*STORED DATA*:
** Begin **

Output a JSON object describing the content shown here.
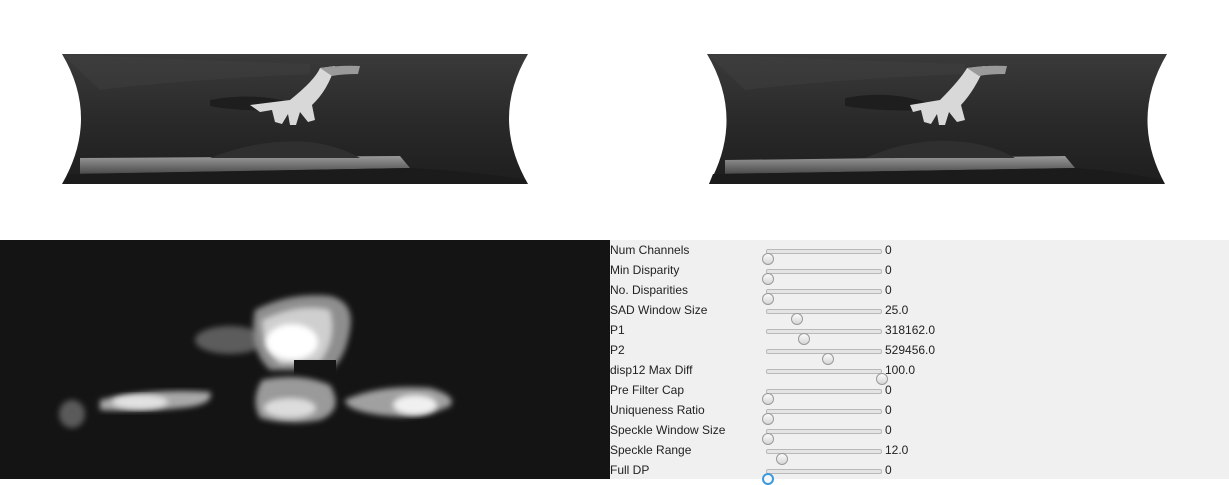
{
  "images": {
    "left": "left-rectified-camera-image",
    "right": "right-rectified-camera-image",
    "disparity": "disparity-map"
  },
  "params": [
    {
      "key": "num_channels",
      "label": "Num Channels",
      "value": "0",
      "fraction": 0.0
    },
    {
      "key": "min_disparity",
      "label": "Min Disparity",
      "value": "0",
      "fraction": 0.0
    },
    {
      "key": "num_disparities",
      "label": "No. Disparities",
      "value": "0",
      "fraction": 0.0
    },
    {
      "key": "sad_window_size",
      "label": "SAD Window Size",
      "value": "25.0",
      "fraction": 0.25
    },
    {
      "key": "p1",
      "label": "P1",
      "value": "318162.0",
      "fraction": 0.32
    },
    {
      "key": "p2",
      "label": "P2",
      "value": "529456.0",
      "fraction": 0.53
    },
    {
      "key": "disp12_max_diff",
      "label": "disp12 Max Diff",
      "value": "100.0",
      "fraction": 1.0
    },
    {
      "key": "pre_filter_cap",
      "label": "Pre Filter Cap",
      "value": "0",
      "fraction": 0.0
    },
    {
      "key": "uniqueness_ratio",
      "label": "Uniqueness Ratio",
      "value": "0",
      "fraction": 0.0
    },
    {
      "key": "speckle_window_size",
      "label": "Speckle Window Size",
      "value": "0",
      "fraction": 0.0
    },
    {
      "key": "speckle_range",
      "label": "Speckle Range",
      "value": "12.0",
      "fraction": 0.12
    },
    {
      "key": "full_dp",
      "label": "Full DP",
      "value": "0",
      "fraction": 0.0
    }
  ]
}
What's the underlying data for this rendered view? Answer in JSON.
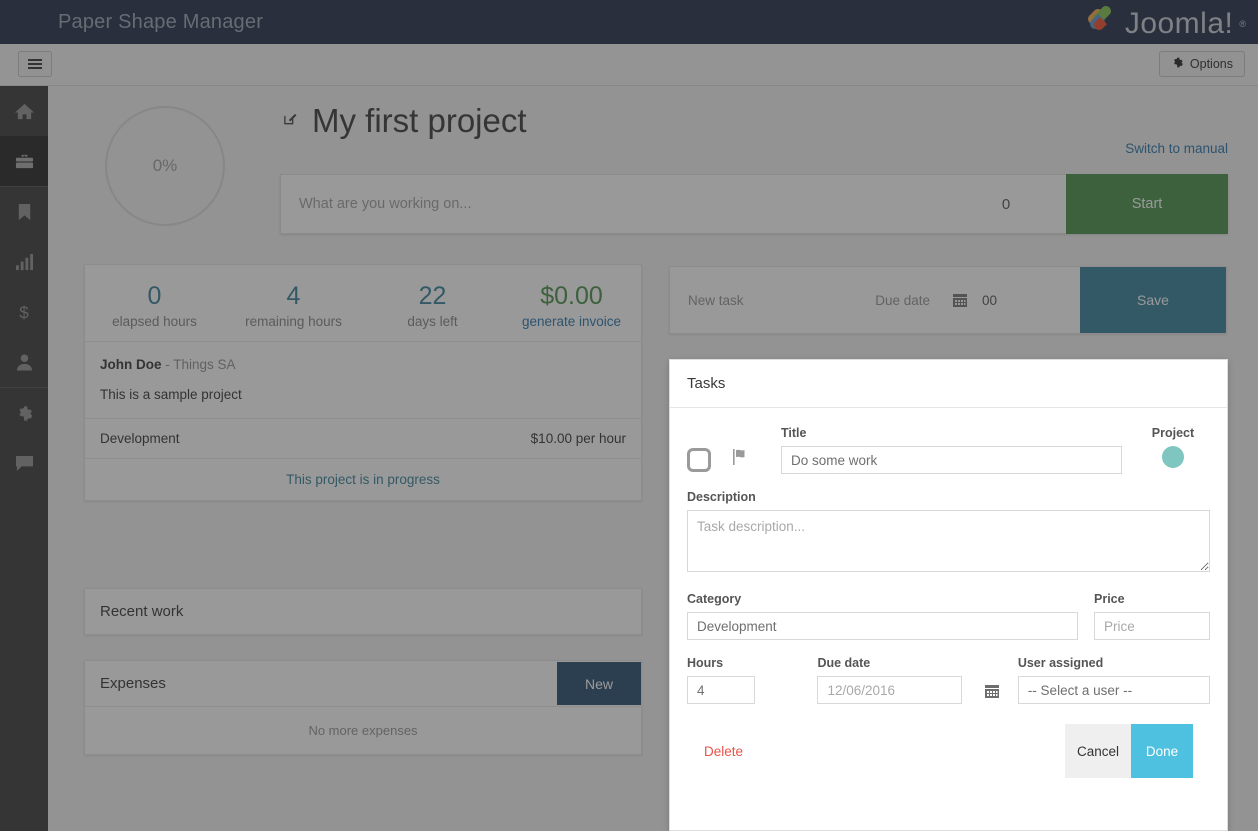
{
  "topbar": {
    "title": "Paper Shape Manager",
    "brand": "Joomla!",
    "brand_tm": "®"
  },
  "subheader": {
    "menu_icon": "hamburger-icon",
    "options_label": "Options",
    "options_icon": "gear-icon"
  },
  "sidebar": {
    "items": [
      {
        "name": "home",
        "icon": "home-icon",
        "active": false
      },
      {
        "name": "projects",
        "icon": "briefcase-icon",
        "active": true
      },
      {
        "name": "bookmarks",
        "icon": "bookmark-icon",
        "active": false
      },
      {
        "name": "reports",
        "icon": "bar-chart-icon",
        "active": false
      },
      {
        "name": "invoices",
        "icon": "dollar-icon",
        "active": false
      },
      {
        "name": "clients",
        "icon": "user-icon",
        "active": false
      },
      {
        "name": "settings",
        "icon": "gear-icon",
        "active": false
      },
      {
        "name": "messages",
        "icon": "comment-icon",
        "active": false
      }
    ]
  },
  "project": {
    "progress_percent": "0%",
    "edit_icon": "edit-square-icon",
    "title": "My first project",
    "switch_manual_label": "Switch to manual",
    "timer": {
      "placeholder": "What are you working on...",
      "count": "0",
      "start_label": "Start"
    },
    "stats": [
      {
        "value": "0",
        "label": "elapsed hours",
        "color": "#2b7a94",
        "is_link": false
      },
      {
        "value": "4",
        "label": "remaining hours",
        "color": "#2b7a94",
        "is_link": false
      },
      {
        "value": "22",
        "label": "days left",
        "color": "#2b7a94",
        "is_link": false
      },
      {
        "value": "$0.00",
        "label": "generate invoice",
        "color": "#3d8b3d",
        "is_link": true
      }
    ],
    "client_name": "John Doe",
    "client_org": "- Things SA",
    "description": "This is a sample project",
    "category_name": "Development",
    "category_rate": "$10.00 per hour",
    "status_text": "This project is in progress"
  },
  "recent_work": {
    "title": "Recent work"
  },
  "expenses": {
    "title": "Expenses",
    "new_label": "New",
    "empty_text": "No more expenses"
  },
  "new_task_bar": {
    "title_placeholder": "New task",
    "due_date_label": "Due date",
    "calendar_icon": "calendar-icon",
    "hours_value": "00",
    "save_label": "Save"
  },
  "tasks_modal": {
    "heading": "Tasks",
    "checkbox_icon": "checkbox-unchecked-icon",
    "flag_icon": "flag-icon",
    "title_label": "Title",
    "title_value": "Do some work",
    "project_label": "Project",
    "project_color": "#7fc6c0",
    "description_label": "Description",
    "description_placeholder": "Task description...",
    "category_label": "Category",
    "category_value": "Development",
    "price_label": "Price",
    "price_placeholder": "Price",
    "hours_label": "Hours",
    "hours_value": "4",
    "due_date_label": "Due date",
    "due_date_placeholder": "12/06/2016",
    "calendar_icon": "calendar-icon",
    "user_label": "User assigned",
    "user_value": "-- Select a user --",
    "delete_label": "Delete",
    "cancel_label": "Cancel",
    "done_label": "Done"
  },
  "colors": {
    "topbar_bg": "#15233f",
    "start_green": "#3d8b3d",
    "save_teal": "#2b7a94",
    "new_navy": "#1d4468",
    "done_blue": "#4fc1e0",
    "delete_red": "#e8534a",
    "link_blue": "#1c6ea8"
  }
}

** End **

*DESCRIPTION OF THE TASK*: Your copy should match the entries exactly, minus the pictures.

*SOLUTION*:
Output a JSON object describing the content shown here.
{
  "images": {
    "left": "left-rectified-camera-image",
    "right": "right-rectified-camera-image",
    "disparity": "disparity-map"
  },
  "params": [
    {
      "key": "num_channels",
      "label": "Num Channels",
      "value": "0",
      "fraction": 0.0
    },
    {
      "key": "min_disparity",
      "label": "Min Disparity",
      "value": "0",
      "fraction": 0.0
    },
    {
      "key": "num_disparities",
      "label": "No. Disparities",
      "value": "0",
      "fraction": 0.0
    },
    {
      "key": "sad_window_size",
      "label": "SAD Window Size",
      "value": "25.0",
      "fraction": 0.25
    },
    {
      "key": "p1",
      "label": "P1",
      "value": "318162.0",
      "fraction": 0.32
    },
    {
      "key": "p2",
      "label": "P2",
      "value": "529456.0",
      "fraction": 0.53
    },
    {
      "key": "disp12_max_diff",
      "label": "disp12 Max Diff",
      "value": "100.0",
      "fraction": 1.0
    },
    {
      "key": "pre_filter_cap",
      "label": "Pre Filter Cap",
      "value": "0",
      "fraction": 0.0
    },
    {
      "key": "uniqueness_ratio",
      "label": "Uniqueness Ratio",
      "value": "0",
      "fraction": 0.0
    },
    {
      "key": "speckle_window_size",
      "label": "Speckle Window Size",
      "value": "0",
      "fraction": 0.0
    },
    {
      "key": "speckle_range",
      "label": "Speckle Range",
      "value": "12.0",
      "fraction": 0.12
    },
    {
      "key": "full_dp",
      "label": "Full DP",
      "value": "0",
      "fraction": 0.0
    }
  ]
}
What's the underlying data for this rendered view? Answer in JSON.
{
  "topbar": {
    "title": "Paper Shape Manager",
    "brand": "Joomla!",
    "brand_tm": "®"
  },
  "subheader": {
    "menu_icon": "hamburger-icon",
    "options_label": "Options",
    "options_icon": "gear-icon"
  },
  "sidebar": {
    "items": [
      {
        "name": "home",
        "icon": "home-icon",
        "active": false
      },
      {
        "name": "projects",
        "icon": "briefcase-icon",
        "active": true
      },
      {
        "name": "bookmarks",
        "icon": "bookmark-icon",
        "active": false
      },
      {
        "name": "reports",
        "icon": "bar-chart-icon",
        "active": false
      },
      {
        "name": "invoices",
        "icon": "dollar-icon",
        "active": false
      },
      {
        "name": "clients",
        "icon": "user-icon",
        "active": false
      },
      {
        "name": "settings",
        "icon": "gear-icon",
        "active": false
      },
      {
        "name": "messages",
        "icon": "comment-icon",
        "active": false
      }
    ]
  },
  "project": {
    "progress_percent": "0%",
    "edit_icon": "edit-square-icon",
    "title": "My first project",
    "switch_manual_label": "Switch to manual",
    "timer": {
      "placeholder": "What are you working on...",
      "count": "0",
      "start_label": "Start"
    },
    "stats": [
      {
        "value": "0",
        "label": "elapsed hours",
        "color": "#2b7a94",
        "is_link": false
      },
      {
        "value": "4",
        "label": "remaining hours",
        "color": "#2b7a94",
        "is_link": false
      },
      {
        "value": "22",
        "label": "days left",
        "color": "#2b7a94",
        "is_link": false
      },
      {
        "value": "$0.00",
        "label": "generate invoice",
        "color": "#3d8b3d",
        "is_link": true
      }
    ],
    "client_name": "John Doe",
    "client_org": "- Things SA",
    "description": "This is a sample project",
    "category_name": "Development",
    "category_rate": "$10.00 per hour",
    "status_text": "This project is in progress"
  },
  "recent_work": {
    "title": "Recent work"
  },
  "expenses": {
    "title": "Expenses",
    "new_label": "New",
    "empty_text": "No more expenses"
  },
  "new_task_bar": {
    "title_placeholder": "New task",
    "due_date_label": "Due date",
    "calendar_icon": "calendar-icon",
    "hours_value": "00",
    "save_label": "Save"
  },
  "tasks_modal": {
    "heading": "Tasks",
    "checkbox_icon": "checkbox-unchecked-icon",
    "flag_icon": "flag-icon",
    "title_label": "Title",
    "title_value": "Do some work",
    "project_label": "Project",
    "project_color": "#7fc6c0",
    "description_label": "Description",
    "description_placeholder": "Task description...",
    "category_label": "Category",
    "category_value": "Development",
    "price_label": "Price",
    "price_placeholder": "Price",
    "hours_label": "Hours",
    "hours_value": "4",
    "due_date_label": "Due date",
    "due_date_placeholder": "12/06/2016",
    "calendar_icon": "calendar-icon",
    "user_label": "User assigned",
    "user_value": "-- Select a user --",
    "delete_label": "Delete",
    "cancel_label": "Cancel",
    "done_label": "Done"
  },
  "colors": {
    "topbar_bg": "#15233f",
    "start_green": "#3d8b3d",
    "save_teal": "#2b7a94",
    "new_navy": "#1d4468",
    "done_blue": "#4fc1e0",
    "delete_red": "#e8534a",
    "link_blue": "#1c6ea8"
  }
}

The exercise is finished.